• Given instruction: Search the material and gather each line with "program" in it.

• Dataset records:
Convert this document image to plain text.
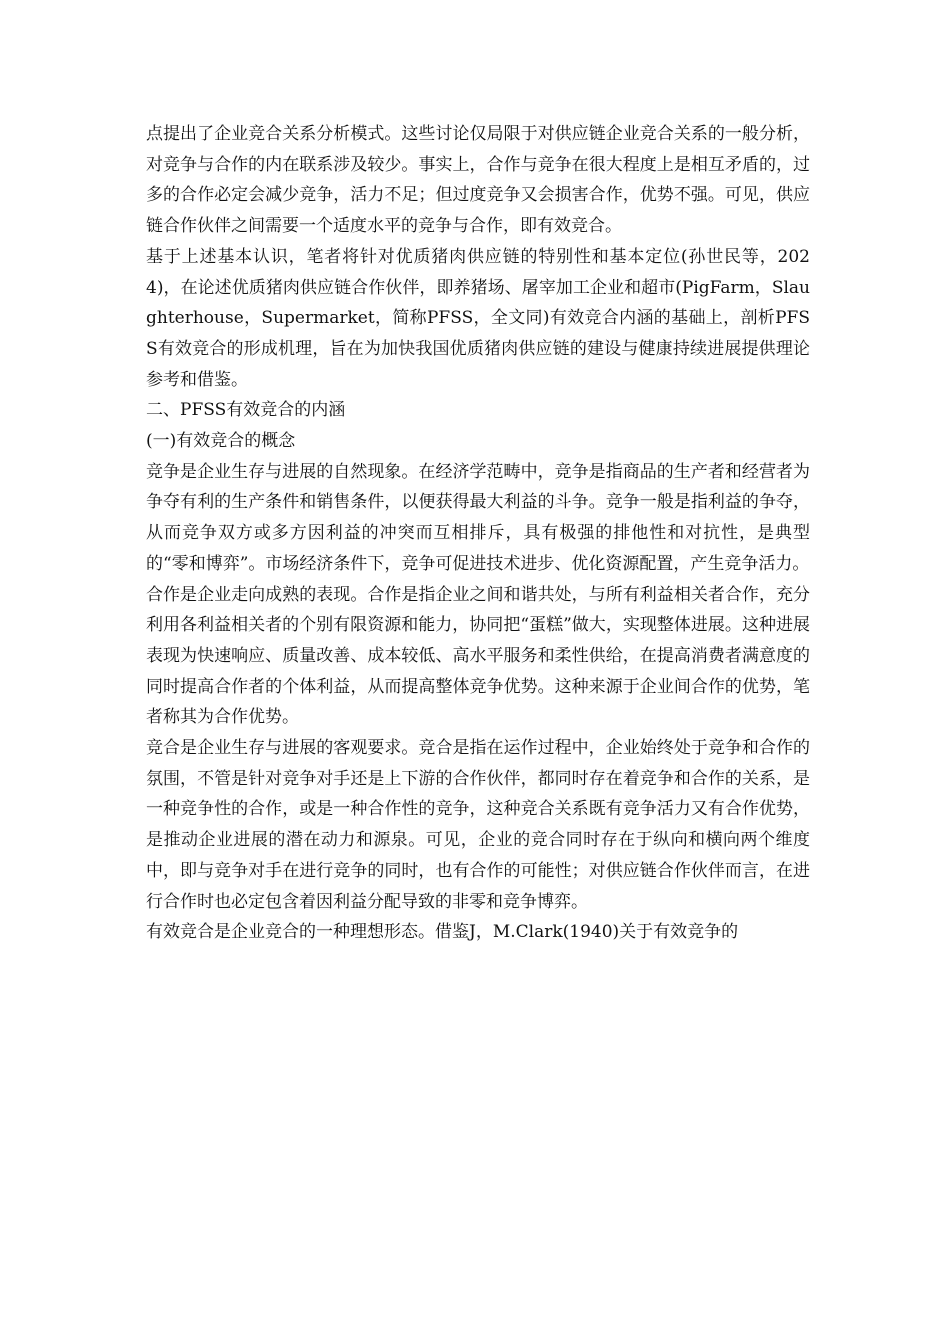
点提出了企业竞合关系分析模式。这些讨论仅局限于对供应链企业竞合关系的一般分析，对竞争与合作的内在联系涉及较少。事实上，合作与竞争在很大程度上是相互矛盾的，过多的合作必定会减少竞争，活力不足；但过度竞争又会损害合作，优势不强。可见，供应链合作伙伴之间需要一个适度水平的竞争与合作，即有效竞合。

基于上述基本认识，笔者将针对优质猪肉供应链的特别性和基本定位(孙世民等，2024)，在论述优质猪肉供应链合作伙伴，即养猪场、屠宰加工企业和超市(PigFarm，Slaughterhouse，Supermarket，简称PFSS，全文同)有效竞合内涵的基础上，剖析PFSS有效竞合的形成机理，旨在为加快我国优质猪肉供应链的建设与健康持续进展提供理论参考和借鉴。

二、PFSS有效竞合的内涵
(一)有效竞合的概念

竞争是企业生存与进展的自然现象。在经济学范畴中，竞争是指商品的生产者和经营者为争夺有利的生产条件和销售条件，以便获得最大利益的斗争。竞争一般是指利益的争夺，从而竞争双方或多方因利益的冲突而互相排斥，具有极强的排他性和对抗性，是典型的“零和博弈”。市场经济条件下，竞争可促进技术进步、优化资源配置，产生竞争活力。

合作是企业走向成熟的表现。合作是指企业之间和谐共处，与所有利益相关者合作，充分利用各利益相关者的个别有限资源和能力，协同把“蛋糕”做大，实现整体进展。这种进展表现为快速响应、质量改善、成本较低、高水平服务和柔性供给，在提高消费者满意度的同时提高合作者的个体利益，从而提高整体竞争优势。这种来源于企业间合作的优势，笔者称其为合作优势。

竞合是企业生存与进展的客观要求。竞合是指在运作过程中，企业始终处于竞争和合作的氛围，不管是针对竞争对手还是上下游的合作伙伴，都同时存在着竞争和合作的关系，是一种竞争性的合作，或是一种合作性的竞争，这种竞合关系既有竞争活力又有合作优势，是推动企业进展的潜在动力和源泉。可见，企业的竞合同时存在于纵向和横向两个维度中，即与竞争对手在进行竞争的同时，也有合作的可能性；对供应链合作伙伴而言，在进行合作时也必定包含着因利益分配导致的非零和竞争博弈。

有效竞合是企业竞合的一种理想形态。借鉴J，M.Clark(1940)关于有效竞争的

---

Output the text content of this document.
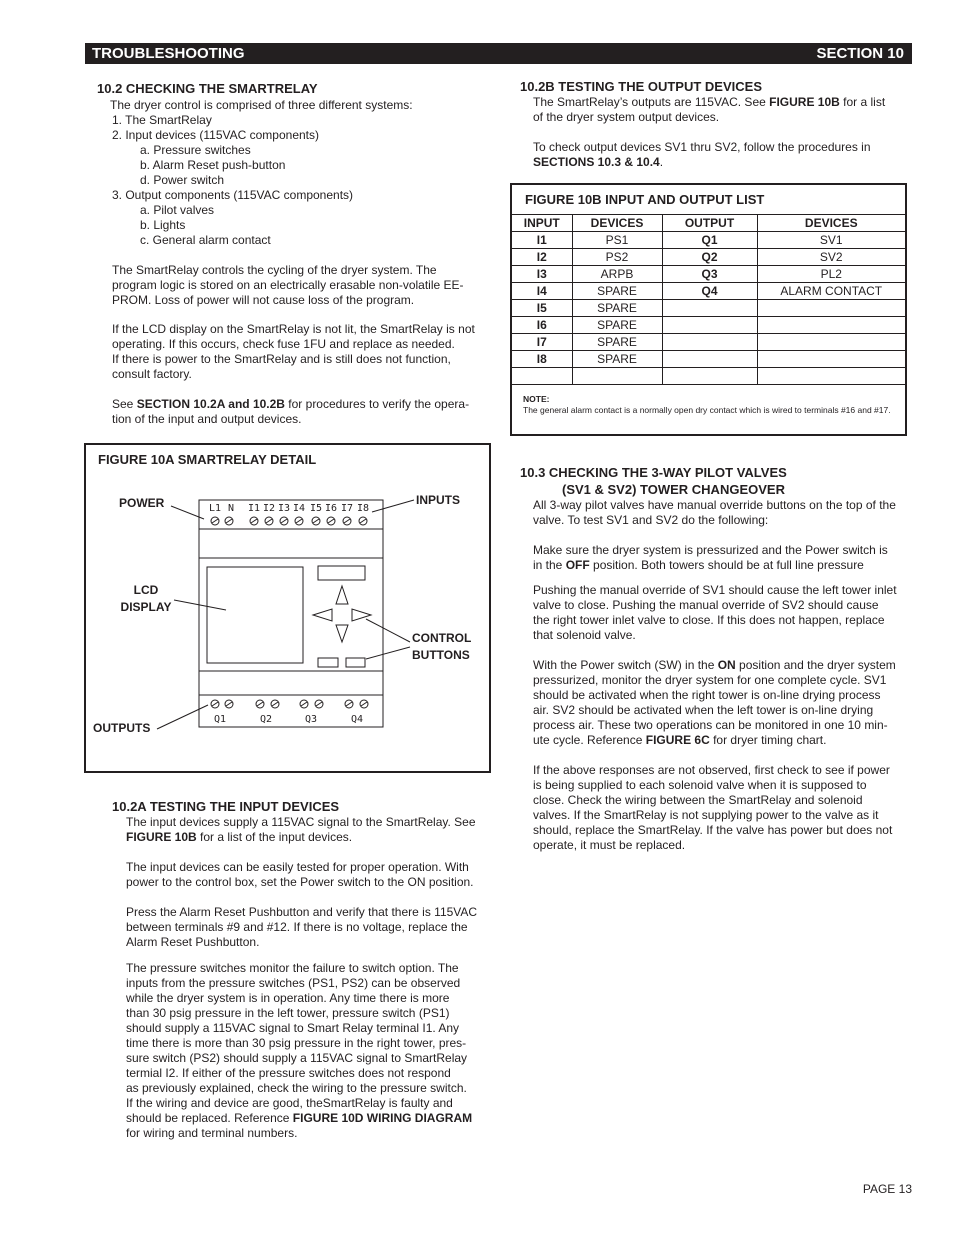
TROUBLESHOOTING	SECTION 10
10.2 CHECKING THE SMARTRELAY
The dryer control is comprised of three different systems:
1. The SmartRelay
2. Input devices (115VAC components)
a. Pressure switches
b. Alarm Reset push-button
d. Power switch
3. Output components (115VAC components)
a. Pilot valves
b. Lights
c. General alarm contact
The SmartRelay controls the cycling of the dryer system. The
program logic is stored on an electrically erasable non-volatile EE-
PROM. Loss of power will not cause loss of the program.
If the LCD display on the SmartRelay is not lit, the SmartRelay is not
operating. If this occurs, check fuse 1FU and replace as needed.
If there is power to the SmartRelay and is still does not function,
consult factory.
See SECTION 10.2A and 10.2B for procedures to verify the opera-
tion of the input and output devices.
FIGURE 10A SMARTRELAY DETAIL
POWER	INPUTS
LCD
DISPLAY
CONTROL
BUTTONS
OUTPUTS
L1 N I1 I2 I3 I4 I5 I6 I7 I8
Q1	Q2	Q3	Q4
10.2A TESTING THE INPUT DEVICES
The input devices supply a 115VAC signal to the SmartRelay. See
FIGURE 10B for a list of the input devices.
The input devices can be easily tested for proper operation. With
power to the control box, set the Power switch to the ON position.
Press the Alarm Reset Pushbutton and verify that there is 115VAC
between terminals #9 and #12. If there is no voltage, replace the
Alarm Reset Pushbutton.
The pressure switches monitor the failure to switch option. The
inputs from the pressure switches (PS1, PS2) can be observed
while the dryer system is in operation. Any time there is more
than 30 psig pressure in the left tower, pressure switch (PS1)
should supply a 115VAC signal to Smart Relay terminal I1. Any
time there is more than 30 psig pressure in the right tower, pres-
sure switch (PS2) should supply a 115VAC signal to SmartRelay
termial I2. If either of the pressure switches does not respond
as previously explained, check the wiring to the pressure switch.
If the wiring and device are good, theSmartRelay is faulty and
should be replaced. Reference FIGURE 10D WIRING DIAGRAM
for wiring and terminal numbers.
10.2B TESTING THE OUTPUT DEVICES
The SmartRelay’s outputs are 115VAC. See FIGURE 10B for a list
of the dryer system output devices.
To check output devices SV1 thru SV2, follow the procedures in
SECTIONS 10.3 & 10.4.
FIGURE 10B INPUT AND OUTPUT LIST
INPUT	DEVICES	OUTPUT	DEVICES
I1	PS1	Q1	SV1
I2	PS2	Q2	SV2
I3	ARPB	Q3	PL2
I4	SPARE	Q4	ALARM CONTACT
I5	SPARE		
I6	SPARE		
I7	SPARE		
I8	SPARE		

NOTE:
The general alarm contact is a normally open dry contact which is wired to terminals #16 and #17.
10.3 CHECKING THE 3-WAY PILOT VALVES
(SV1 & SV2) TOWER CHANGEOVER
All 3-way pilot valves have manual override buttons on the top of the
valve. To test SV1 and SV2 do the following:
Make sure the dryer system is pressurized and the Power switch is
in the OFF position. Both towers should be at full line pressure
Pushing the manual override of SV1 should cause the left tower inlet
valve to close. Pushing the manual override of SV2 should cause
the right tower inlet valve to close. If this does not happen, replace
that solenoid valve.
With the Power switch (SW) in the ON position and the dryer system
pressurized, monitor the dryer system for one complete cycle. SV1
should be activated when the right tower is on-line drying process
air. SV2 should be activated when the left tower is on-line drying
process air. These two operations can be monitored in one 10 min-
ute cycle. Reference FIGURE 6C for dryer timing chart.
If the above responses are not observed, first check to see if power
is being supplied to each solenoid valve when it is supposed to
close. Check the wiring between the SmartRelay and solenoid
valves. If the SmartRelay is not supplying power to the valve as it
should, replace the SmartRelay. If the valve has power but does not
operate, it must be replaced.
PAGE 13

• Correct response:
program logic is stored on an electrically erasable non-volatile EE-
PROM. Loss of power will not cause loss of the program.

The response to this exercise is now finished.